WRITTEN EXERCISE A: Copy the records line for line, from the line with "row-checkbox[interactable] <box>128 789" up to and including the line with "sort-asc-icon: ^ <box>418 445 428 469</box>".

From my understanding, SSH uses TCP. If SSH is disconnected, then TCP is disconnected. In this context, it is probably best to just equate SSH with TCP. Depending on the Operating System (OS) implementation for the TCP stack and given TCP is bidirectional, there is a read and write buffer. This is usually around 65536 (2^16) bytes. It is possible for an application continue to read and write to the TCP buffers when the TCP connection is broken because the reads and the writes are just to the buffers, not actually sent. It is usually up to the OS/driver/firmware layer to handle sending and receiving the data in the read/write buffers. The application (LabVIEW, this DLL, etc.) are only exposed to the read/write buffers. Thus, there may be some latency between a disconnect and actual error out on a disconnect.

That said, the libssh2 library, which is another layer below this toolkit but a layer above the TCP stack, has internal read and write buffers as well because the TCP read/write buffers tend to be relatively small and I believe the libssh2 library does some "chunking" of large packets to optimize bandwidth and communication. The overflow is probably coming from one of these buffers in the libssh2 library. I believe the size of these buffers are hard-coded in the libssh2 library, or are at least a compile-time constant. In other words, you would have to recompile the libssh2 library and this toolkit with some new value. There is no API function to change the buffer size because these buffers are statically allocated at the initialization of the libssh2 library. I looked into this a while ago for another project. This may no longer be the case, I could be mis-remembering, or just wrong.

WRITTEN EXERCISE B:
Answer these questions from the passage on SSH and TCP buffers:
(i) About how many bytes does the TCP read and write buffer usually hold?
(ii) Where is the overflow probably coming from?
(iii) Why is there no API function to change the buffer size?

PROVIDED DATA:
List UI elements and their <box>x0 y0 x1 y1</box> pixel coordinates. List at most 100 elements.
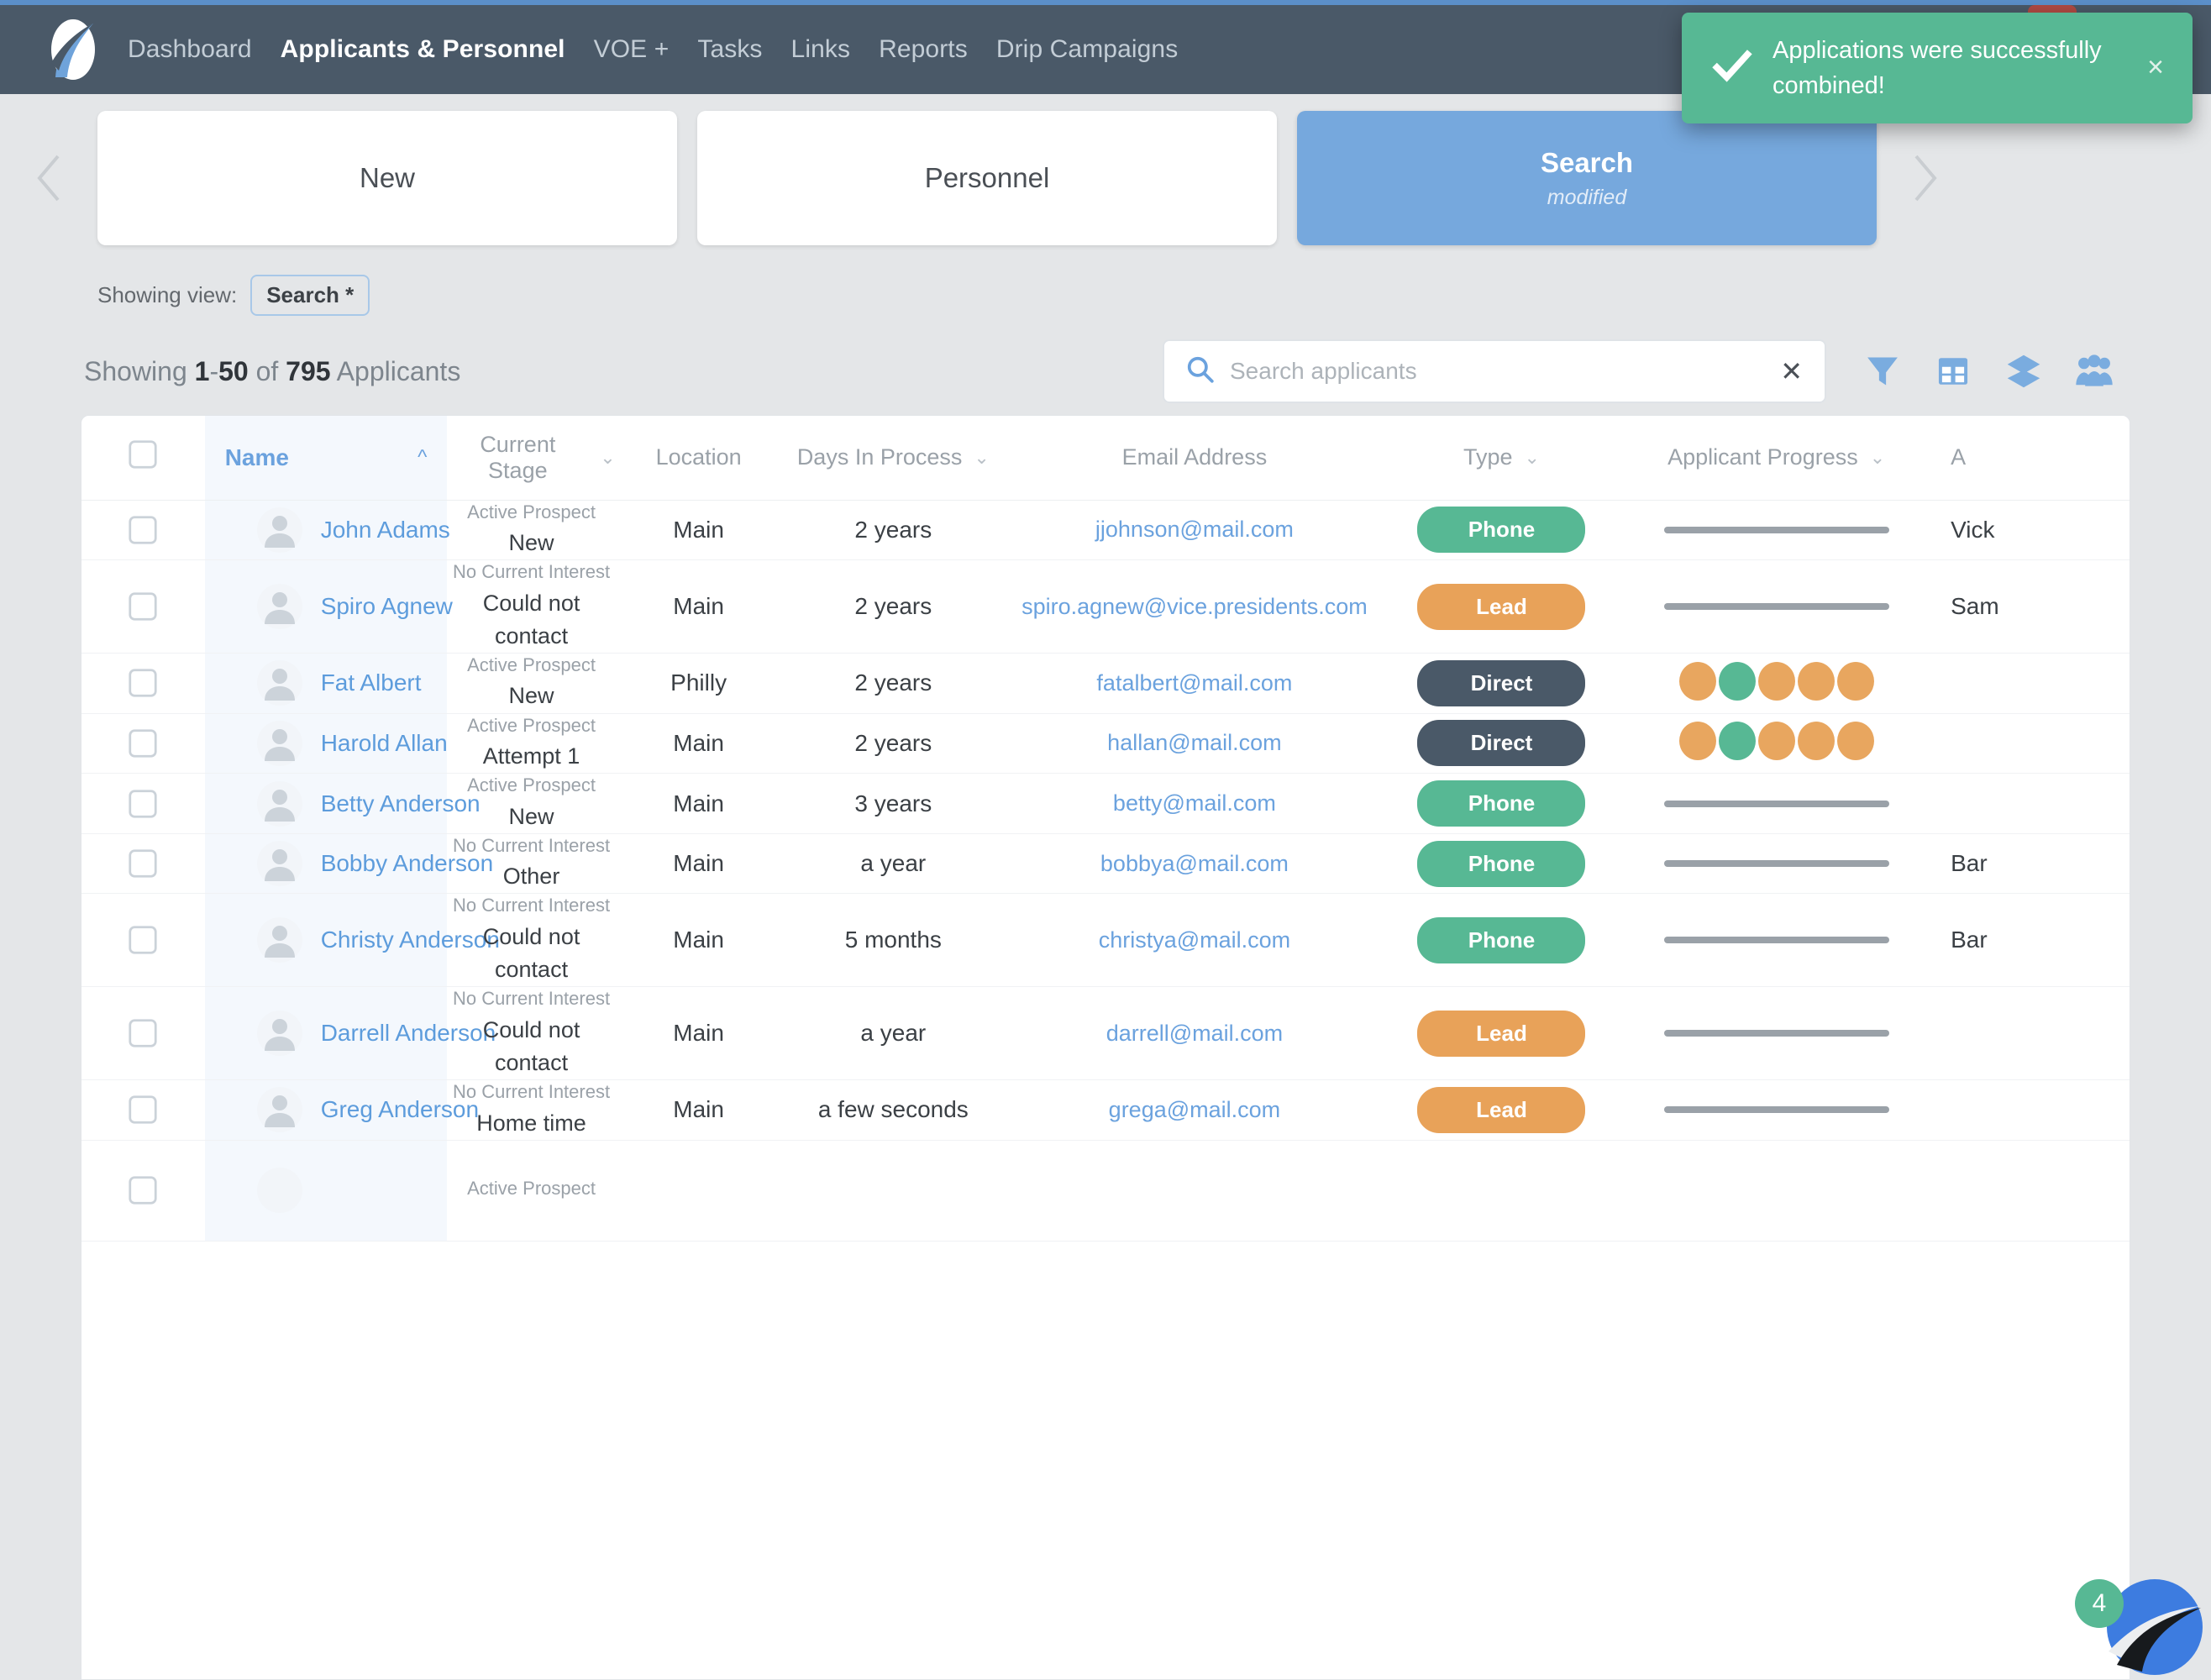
row-checkbox[interactable] <box>128 789 158 818</box>
email-link[interactable]: fatalbert@mail.com <box>1096 670 1292 696</box>
row-name-cell: Harold Allan <box>204 713 448 774</box>
table-row[interactable]: Greg Anderson No Current Interest Home t… <box>81 1079 2130 1141</box>
row-checkbox[interactable] <box>128 1019 158 1047</box>
sort-asc-icon: ^ <box>418 445 428 469</box>
row-checkbox[interactable] <box>128 1095 158 1124</box>
column-header-type[interactable]: Type ⌄ <box>1384 416 1620 501</box>
column-header-location[interactable]: Location <box>615 416 782 501</box>
chevron-down-icon: ⌄ <box>974 446 990 468</box>
progress-bar <box>1663 937 1889 944</box>
row-assigned-cell <box>1934 987 2130 1080</box>
table-row[interactable]: Bobby Anderson No Current Interest Other… <box>81 833 2130 894</box>
location-value: Main <box>673 850 724 877</box>
row-select-cell <box>81 500 205 560</box>
email-link[interactable]: hallan@mail.com <box>1107 730 1281 755</box>
nav-link-dashboard[interactable]: Dashboard <box>128 35 252 64</box>
current-view-chip[interactable]: Search * <box>250 274 370 316</box>
table-row[interactable]: Harold Allan Active Prospect Attempt 1 M… <box>81 713 2130 774</box>
nav-link-drip-campaigns[interactable]: Drip Campaigns <box>996 35 1178 64</box>
search-input[interactable] <box>1230 358 1776 385</box>
email-link[interactable]: jjohnson@mail.com <box>1095 517 1294 542</box>
row-days-cell <box>782 1140 1005 1241</box>
company-logo[interactable] <box>40 17 106 82</box>
applicant-name-link[interactable]: Betty Anderson <box>321 790 481 817</box>
chevron-right-icon[interactable] <box>1887 132 1959 224</box>
email-link[interactable]: grega@mail.com <box>1109 1097 1280 1122</box>
column-header-assigned[interactable]: A <box>1934 416 2130 501</box>
table-row[interactable]: Christy Anderson No Current Interest Cou… <box>81 893 2130 987</box>
row-select-cell <box>81 894 205 987</box>
column-header-days-in-process[interactable]: Days In Process ⌄ <box>781 416 1006 501</box>
row-email-cell: christya@mail.com <box>1005 894 1384 987</box>
assigned-value: Vick <box>1951 516 1995 543</box>
column-header-name[interactable]: Name ^ <box>204 416 448 501</box>
grid-view-icon[interactable] <box>1934 352 1972 391</box>
nav-link-reports[interactable]: Reports <box>879 35 968 64</box>
email-link[interactable]: christya@mail.com <box>1099 927 1290 953</box>
column-header-email-address-label: Email Address <box>1121 444 1268 470</box>
row-select-cell <box>81 713 205 774</box>
column-header-location-label: Location <box>655 444 742 470</box>
column-header-email-address[interactable]: Email Address <box>1005 416 1384 501</box>
clear-search-icon[interactable]: ✕ <box>1775 355 1808 387</box>
table-row[interactable]: Fat Albert Active Prospect New Philly 2 … <box>81 653 2130 714</box>
column-header-current-stage[interactable]: Current Stage ⌄ <box>447 416 616 501</box>
email-link[interactable]: spiro.agnew@vice.presidents.com <box>1021 594 1368 619</box>
table-row[interactable]: Betty Anderson Active Prospect New Main … <box>81 773 2130 834</box>
chevron-left-icon[interactable] <box>15 132 87 224</box>
select-all-checkbox[interactable] <box>128 439 158 475</box>
table-row[interactable]: Spiro Agnew No Current Interest Could no… <box>81 559 2130 654</box>
row-location-cell: Main <box>616 560 782 654</box>
applicant-name-link[interactable]: Harold Allan <box>321 730 448 757</box>
chevron-down-icon: ⌄ <box>1524 446 1540 468</box>
stage-value: Attempt 1 <box>482 743 580 769</box>
row-checkbox[interactable] <box>128 1176 158 1205</box>
email-link[interactable]: bobbya@mail.com <box>1100 851 1289 876</box>
close-icon[interactable]: × <box>2147 53 2164 81</box>
tab-personnel[interactable]: Personnel <box>697 111 1277 245</box>
nav-link-links[interactable]: Links <box>791 35 851 64</box>
row-checkbox[interactable] <box>128 516 158 544</box>
applicant-name-link[interactable]: John Adams <box>321 517 450 543</box>
table-row[interactable]: John Adams Active Prospect New Main 2 ye… <box>81 500 2130 560</box>
row-type-cell: Lead <box>1384 1080 1619 1141</box>
chat-unread-badge: 4 <box>2075 1579 2124 1628</box>
row-checkbox[interactable] <box>128 592 158 621</box>
applicant-name-link[interactable]: Spiro Agnew <box>321 593 453 620</box>
nav-link-voe[interactable]: VOE + <box>594 35 670 64</box>
email-link[interactable]: darrell@mail.com <box>1106 1021 1283 1046</box>
table-header: Name ^ Current Stage ⌄ Location Days In … <box>81 416 2130 501</box>
filter-icon[interactable] <box>1863 352 1902 391</box>
nav-link-tasks[interactable]: Tasks <box>697 35 762 64</box>
type-badge: Lead <box>1417 1010 1586 1057</box>
tab-search-sublabel: modified <box>1547 185 1627 209</box>
layers-icon[interactable] <box>2004 352 2043 391</box>
row-checkbox[interactable] <box>128 669 158 697</box>
progress-dot <box>1797 722 1835 761</box>
progress-dots <box>1678 661 1874 701</box>
row-checkbox[interactable] <box>128 849 158 878</box>
applicant-name-link[interactable]: Darrell Anderson <box>321 1020 496 1047</box>
chevron-down-icon: ⌄ <box>1869 446 1886 468</box>
chat-widget[interactable]: 4 <box>2075 1578 2204 1677</box>
applicants-table-container[interactable]: Name ^ Current Stage ⌄ Location Days In … <box>81 415 2130 1680</box>
applicant-name-link[interactable]: Christy Anderson <box>321 927 500 953</box>
nav-link-applicants-personnel[interactable]: Applicants & Personnel <box>281 35 565 64</box>
stage-category: No Current Interest <box>453 834 611 856</box>
column-header-applicant-progress[interactable]: Applicant Progress ⌄ <box>1619 416 1935 501</box>
row-checkbox[interactable] <box>128 729 158 758</box>
location-value: Main <box>673 1096 724 1123</box>
people-group-icon[interactable] <box>2075 352 2114 391</box>
type-badge: Direct <box>1417 659 1586 706</box>
search-box[interactable]: ✕ <box>1163 339 1826 403</box>
progress-dot <box>1678 661 1716 701</box>
row-checkbox[interactable] <box>128 926 158 954</box>
type-badge: Phone <box>1417 916 1586 963</box>
row-select-cell <box>81 833 205 894</box>
table-row[interactable]: Darrell Anderson No Current Interest Cou… <box>81 986 2130 1080</box>
applicant-name-link[interactable]: Fat Albert <box>321 669 422 696</box>
table-row[interactable]: Active Prospect <box>81 1140 2130 1242</box>
email-link[interactable]: betty@mail.com <box>1113 790 1276 816</box>
tab-new[interactable]: New <box>97 111 677 245</box>
tab-search[interactable]: Search modified <box>1297 111 1877 245</box>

PROBLEM SOLUTION A:
row-checkbox[interactable] <box>128 789 158 818</box>
email-link[interactable]: fatalbert@mail.com <box>1096 670 1292 696</box>
row-name-cell: Harold Allan <box>204 713 448 774</box>
table-row[interactable]: Greg Anderson No Current Interest Home t… <box>81 1079 2130 1141</box>
row-checkbox[interactable] <box>128 1019 158 1047</box>
sort-asc-icon: ^ <box>418 445 428 469</box>

PROBLEM SOLUTION B:
(i) About 65536 (2^16) bytes.
(ii) From one of the internal read and write buffers in the libssh2 library.
(iii) The buffers are statically allocated when the libssh2 library is initialized.